Give the listing again character for character, but drop the images.

***** Supplied entries *****

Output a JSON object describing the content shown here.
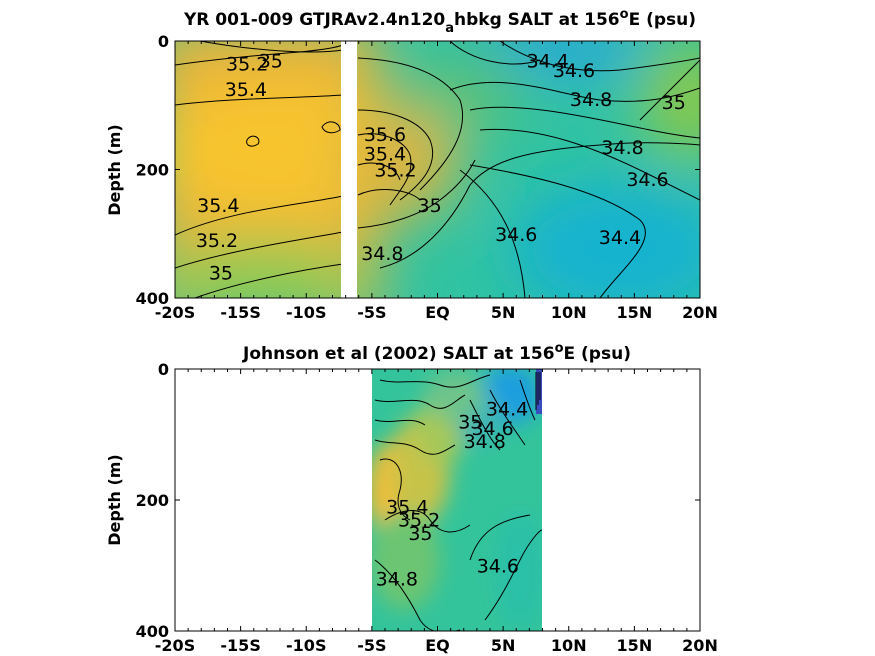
{
  "chart_data": [
    {
      "type": "contour",
      "title": "YR 001-009 GTJRAv2.4n120",
      "title_subscript": "a",
      "title_rest": "hbkg SALT at 156",
      "title_sup": "o",
      "title_end": "E (psu)",
      "ylabel": "Depth (m)",
      "xlim": [
        -20,
        20
      ],
      "ylim": [
        0,
        400
      ],
      "y_reversed": true,
      "x_ticks": [
        -20,
        -15,
        -10,
        -5,
        0,
        5,
        10,
        15,
        20
      ],
      "x_tick_labels": [
        "-20S",
        "-15S",
        "-10S",
        "-5S",
        "EQ",
        "5N",
        "10N",
        "15N",
        "20N"
      ],
      "y_ticks": [
        0,
        200,
        400
      ],
      "y_tick_labels": [
        "0",
        "200",
        "400"
      ],
      "missing_x_range": [
        -7.5,
        -6.5
      ],
      "contour_labels": [
        {
          "text": "35.2",
          "x": -14.5,
          "y": 35
        },
        {
          "text": "35",
          "x": -12.7,
          "y": 30
        },
        {
          "text": "35.4",
          "x": -14.6,
          "y": 75
        },
        {
          "text": "35.6",
          "x": -4.0,
          "y": 145
        },
        {
          "text": "35.4",
          "x": -4.0,
          "y": 175
        },
        {
          "text": "35.2",
          "x": -3.2,
          "y": 200
        },
        {
          "text": "35",
          "x": -0.6,
          "y": 255
        },
        {
          "text": "35.4",
          "x": -16.7,
          "y": 255
        },
        {
          "text": "35.2",
          "x": -16.8,
          "y": 310
        },
        {
          "text": "35",
          "x": -16.5,
          "y": 360
        },
        {
          "text": "34.8",
          "x": -4.2,
          "y": 330
        },
        {
          "text": "34.4",
          "x": 8.4,
          "y": 30
        },
        {
          "text": "34.6",
          "x": 10.4,
          "y": 45
        },
        {
          "text": "34.8",
          "x": 11.7,
          "y": 90
        },
        {
          "text": "35",
          "x": 18.0,
          "y": 95
        },
        {
          "text": "34.8",
          "x": 14.1,
          "y": 165
        },
        {
          "text": "34.6",
          "x": 16.0,
          "y": 215
        },
        {
          "text": "34.6",
          "x": 6.0,
          "y": 300
        },
        {
          "text": "34.4",
          "x": 13.9,
          "y": 305
        }
      ]
    },
    {
      "type": "contour",
      "title": "Johnson et al (2002) SALT at 156",
      "title_sup": "o",
      "title_end": "E (psu)",
      "ylabel": "Depth (m)",
      "xlim": [
        -20,
        20
      ],
      "ylim": [
        0,
        400
      ],
      "y_reversed": true,
      "x_ticks": [
        -20,
        -15,
        -10,
        -5,
        0,
        5,
        10,
        15,
        20
      ],
      "x_tick_labels": [
        "-20S",
        "-15S",
        "-10S",
        "-5S",
        "EQ",
        "5N",
        "10N",
        "15N",
        "20N"
      ],
      "y_ticks": [
        0,
        200,
        400
      ],
      "y_tick_labels": [
        "0",
        "200",
        "400"
      ],
      "data_x_range": [
        -5,
        8
      ],
      "contour_labels": [
        {
          "text": "34.4",
          "x": 5.3,
          "y": 60
        },
        {
          "text": "34.6",
          "x": 4.2,
          "y": 90
        },
        {
          "text": "34.8",
          "x": 3.6,
          "y": 110
        },
        {
          "text": "35",
          "x": 2.5,
          "y": 80
        },
        {
          "text": "35.4",
          "x": -2.3,
          "y": 210
        },
        {
          "text": "35.2",
          "x": -1.4,
          "y": 230
        },
        {
          "text": "35",
          "x": -1.3,
          "y": 250
        },
        {
          "text": "34.8",
          "x": -3.1,
          "y": 320
        },
        {
          "text": "34.6",
          "x": 4.6,
          "y": 300
        }
      ]
    }
  ]
}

*****

◆ **Answer to this exercise**:
Output a JSON object describing the content shown here.
{
  "chart_data": [
    {
      "type": "contour",
      "title": "YR 001-009 GTJRAv2.4n120",
      "title_subscript": "a",
      "title_rest": "hbkg SALT at 156",
      "title_sup": "o",
      "title_end": "E (psu)",
      "ylabel": "Depth (m)",
      "xlim": [
        -20,
        20
      ],
      "ylim": [
        0,
        400
      ],
      "y_reversed": true,
      "x_ticks": [
        -20,
        -15,
        -10,
        -5,
        0,
        5,
        10,
        15,
        20
      ],
      "x_tick_labels": [
        "-20S",
        "-15S",
        "-10S",
        "-5S",
        "EQ",
        "5N",
        "10N",
        "15N",
        "20N"
      ],
      "y_ticks": [
        0,
        200,
        400
      ],
      "y_tick_labels": [
        "0",
        "200",
        "400"
      ],
      "missing_x_range": [
        -7.5,
        -6.5
      ],
      "contour_labels": [
        {
          "text": "35.2",
          "x": -14.5,
          "y": 35
        },
        {
          "text": "35",
          "x": -12.7,
          "y": 30
        },
        {
          "text": "35.4",
          "x": -14.6,
          "y": 75
        },
        {
          "text": "35.6",
          "x": -4.0,
          "y": 145
        },
        {
          "text": "35.4",
          "x": -4.0,
          "y": 175
        },
        {
          "text": "35.2",
          "x": -3.2,
          "y": 200
        },
        {
          "text": "35",
          "x": -0.6,
          "y": 255
        },
        {
          "text": "35.4",
          "x": -16.7,
          "y": 255
        },
        {
          "text": "35.2",
          "x": -16.8,
          "y": 310
        },
        {
          "text": "35",
          "x": -16.5,
          "y": 360
        },
        {
          "text": "34.8",
          "x": -4.2,
          "y": 330
        },
        {
          "text": "34.4",
          "x": 8.4,
          "y": 30
        },
        {
          "text": "34.6",
          "x": 10.4,
          "y": 45
        },
        {
          "text": "34.8",
          "x": 11.7,
          "y": 90
        },
        {
          "text": "35",
          "x": 18.0,
          "y": 95
        },
        {
          "text": "34.8",
          "x": 14.1,
          "y": 165
        },
        {
          "text": "34.6",
          "x": 16.0,
          "y": 215
        },
        {
          "text": "34.6",
          "x": 6.0,
          "y": 300
        },
        {
          "text": "34.4",
          "x": 13.9,
          "y": 305
        }
      ]
    },
    {
      "type": "contour",
      "title": "Johnson et al (2002) SALT at 156",
      "title_sup": "o",
      "title_end": "E (psu)",
      "ylabel": "Depth (m)",
      "xlim": [
        -20,
        20
      ],
      "ylim": [
        0,
        400
      ],
      "y_reversed": true,
      "x_ticks": [
        -20,
        -15,
        -10,
        -5,
        0,
        5,
        10,
        15,
        20
      ],
      "x_tick_labels": [
        "-20S",
        "-15S",
        "-10S",
        "-5S",
        "EQ",
        "5N",
        "10N",
        "15N",
        "20N"
      ],
      "y_ticks": [
        0,
        200,
        400
      ],
      "y_tick_labels": [
        "0",
        "200",
        "400"
      ],
      "data_x_range": [
        -5,
        8
      ],
      "contour_labels": [
        {
          "text": "34.4",
          "x": 5.3,
          "y": 60
        },
        {
          "text": "34.6",
          "x": 4.2,
          "y": 90
        },
        {
          "text": "34.8",
          "x": 3.6,
          "y": 110
        },
        {
          "text": "35",
          "x": 2.5,
          "y": 80
        },
        {
          "text": "35.4",
          "x": -2.3,
          "y": 210
        },
        {
          "text": "35.2",
          "x": -1.4,
          "y": 230
        },
        {
          "text": "35",
          "x": -1.3,
          "y": 250
        },
        {
          "text": "34.8",
          "x": -3.1,
          "y": 320
        },
        {
          "text": "34.6",
          "x": 4.6,
          "y": 300
        }
      ]
    }
  ]
}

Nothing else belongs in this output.